* **TASKS TO CARRY OUT**
a. Answer these from the load balancer troubleshooting excerpt:
(i) What should be enabled to verify that health check traffic reaches backend VMs?
(ii) Which constraint does the excerpt point to for Shared VPC subnet issues?
(iii) When does Google Cloud perform a failover if the failover ratio is 0.0?
b. According to the load balancer troubleshooting excerpt, why doesn't Google Cloud stop you from configuring failover with managed instance groups, even though this setup can cause flapping?
c. Can you resume the load balancer troubleshooting excerpt after its final sentence?

## start PAGE EXCERPT

Verify that health check traffic can reach backend VMs. To verify that health check traffic reaches your backend VMs, enable health check logging and search for successful log entries.

Troubleshoot Shared VPC issues

If you are using Shared VPC and you cannot create a new external passthrough Network Load Balancer in a particular subnet, an organization policy might be the cause. In the organization policy, add the subnet to the list of allowed subnets or contact your organization administrator. For more information, see the constraints/compute.restrictSharedVpcSubnetworks constraint.

Troubleshoot failover issues

If you've configured failover for an external passthrough Network Load Balancer, use the following steps to verify your configuration:

Make sure that you've designated at least one failover backend.
Verify your failover policy settings.
Make sure that you understand how membership in the active pool works, and when Google Cloud performs failover and failback. Inspect your load balancer's configuration by doing the following:
- Use the Google Cloud console to check for the number of healthy backend VMs in each backend instance group. The Google Cloud console also shows you which VMs are in the active pool.
- Make sure that your load balancer's failover ratio is set appropriately. For example, if you have ten primary VMs and a failover ratio set to 0.2, this means that Google Cloud performs a failover when fewer than two (10 × 0.2 = 2) primary VMs are healthy. A failover ratio of 0.0 has a special meaning: Google Cloud performs a failover when no primary VMs are healthy.

Other issues that can occur are the following:

The active pool is changing back and forth (flapping) between the primary and failover backends.

Using managed instance groups with autoscaling and failover might cause the active pool to repeatedly failover and failback between the primary and failover backends. Google Cloud doesn't prevent you from configuring failover with managed instance groups, because your deployment might benefit from this setup.

## end PAGE EXCERPT
## start SUPPLIED MATERIAL

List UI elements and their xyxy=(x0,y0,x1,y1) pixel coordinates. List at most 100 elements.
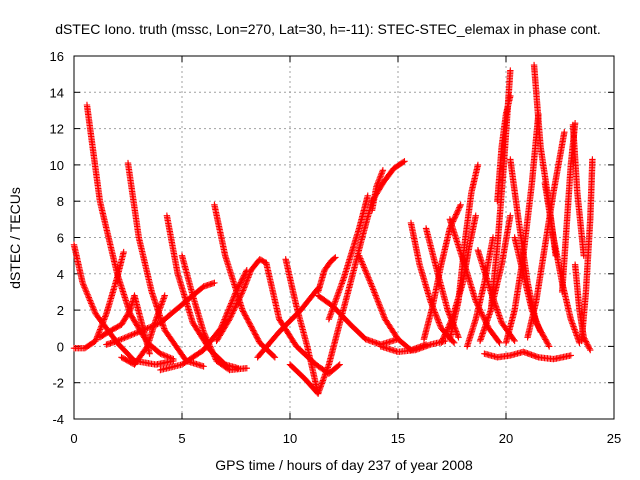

## end SUPPLIED MATERIAL

* **ANSWER LIST**
a.
(i) Health check logging, followed by a search for successful log entries.
(ii) The constraints/compute.restrictSharedVpcSubnetworks constraint.
(iii) When no primary VMs are healthy.

b. Google Cloud allows it because your deployment might benefit from this setup. This holds even though managed instance groups with autoscaling and failover can make the active pool repeatedly fail over and fail back between the primary and failover backends.

c.
Disabling connection draining does not work.

Disabling connection draining only works if the backend service is set up with protocol TCP.

The following error message appears if you create a backend service with UDP while connection draining is disabled:

gcloud compute backend-services create my-failover-bs
  --load-balancing-scheme external \
  --health-checks-region us-central1 \
  --health-checks my-tcp-health-check \
  --region us-central1 \
  --no-connection-drain-on-failover \
  --drop-traffic-if-unhealthy \
  --failover-ratio 0.5 \
  --protocol UDP
ERROR: (gcloud.compute.backend-services.create) Invalid value for
[--protocol]: can only specify --connection-drain-on-failover if the protocol is
TCP.

Existing connections are terminated during failover or failback.

Edit your backend service's failover policy. Ensure that connection draining on failover is enabled.

Troubleshoot logging issues

If you configure logging for an external passthrough Network Load Balancer, the following issues might occur:

RTT measurements such as byte values might be missing in some of the logs if not enough packets are sampled to capture RTT. This is more likely to happen for low volume connections.
RTT values are available only for TCP flows.
Some packets are sent with no payload. If header-only packets are sampled, the bytes value is 0.